[Description of the task]:
Work out how many lines contain "ندارد". Reply with the count alone.

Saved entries
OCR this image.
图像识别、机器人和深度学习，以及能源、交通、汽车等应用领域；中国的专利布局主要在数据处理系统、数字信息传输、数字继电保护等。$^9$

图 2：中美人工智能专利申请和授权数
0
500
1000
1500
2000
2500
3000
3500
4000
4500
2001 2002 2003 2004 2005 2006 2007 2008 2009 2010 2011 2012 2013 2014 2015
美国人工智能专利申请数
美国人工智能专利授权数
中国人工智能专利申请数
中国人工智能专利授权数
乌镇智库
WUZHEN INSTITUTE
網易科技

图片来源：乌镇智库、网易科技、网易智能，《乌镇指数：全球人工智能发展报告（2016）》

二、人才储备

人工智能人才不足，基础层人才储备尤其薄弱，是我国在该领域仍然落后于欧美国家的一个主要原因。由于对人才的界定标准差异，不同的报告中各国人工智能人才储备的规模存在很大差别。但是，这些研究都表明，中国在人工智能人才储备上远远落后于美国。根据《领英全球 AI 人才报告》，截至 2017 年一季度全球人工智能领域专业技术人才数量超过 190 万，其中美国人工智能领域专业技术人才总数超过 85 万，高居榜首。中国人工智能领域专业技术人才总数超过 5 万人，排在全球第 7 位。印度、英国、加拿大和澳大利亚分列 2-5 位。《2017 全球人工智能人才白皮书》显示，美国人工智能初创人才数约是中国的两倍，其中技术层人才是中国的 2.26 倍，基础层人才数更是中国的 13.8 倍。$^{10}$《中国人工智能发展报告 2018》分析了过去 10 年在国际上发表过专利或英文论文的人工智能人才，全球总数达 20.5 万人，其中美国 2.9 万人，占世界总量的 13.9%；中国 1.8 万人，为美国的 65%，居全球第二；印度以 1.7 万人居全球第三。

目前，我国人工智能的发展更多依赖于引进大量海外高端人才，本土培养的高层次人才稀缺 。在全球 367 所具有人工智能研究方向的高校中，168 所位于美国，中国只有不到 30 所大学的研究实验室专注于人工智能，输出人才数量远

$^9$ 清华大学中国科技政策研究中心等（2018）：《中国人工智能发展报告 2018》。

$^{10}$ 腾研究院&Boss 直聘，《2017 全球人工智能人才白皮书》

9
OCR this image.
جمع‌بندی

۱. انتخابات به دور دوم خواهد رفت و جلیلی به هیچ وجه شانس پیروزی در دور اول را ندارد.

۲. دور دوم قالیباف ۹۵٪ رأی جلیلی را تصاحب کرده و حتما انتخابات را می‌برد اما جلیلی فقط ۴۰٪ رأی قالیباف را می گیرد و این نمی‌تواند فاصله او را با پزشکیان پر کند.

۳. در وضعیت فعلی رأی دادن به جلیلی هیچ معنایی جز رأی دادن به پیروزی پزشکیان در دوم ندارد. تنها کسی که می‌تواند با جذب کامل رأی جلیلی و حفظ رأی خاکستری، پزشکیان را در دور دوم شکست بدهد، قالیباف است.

[Response to this exercise]:
2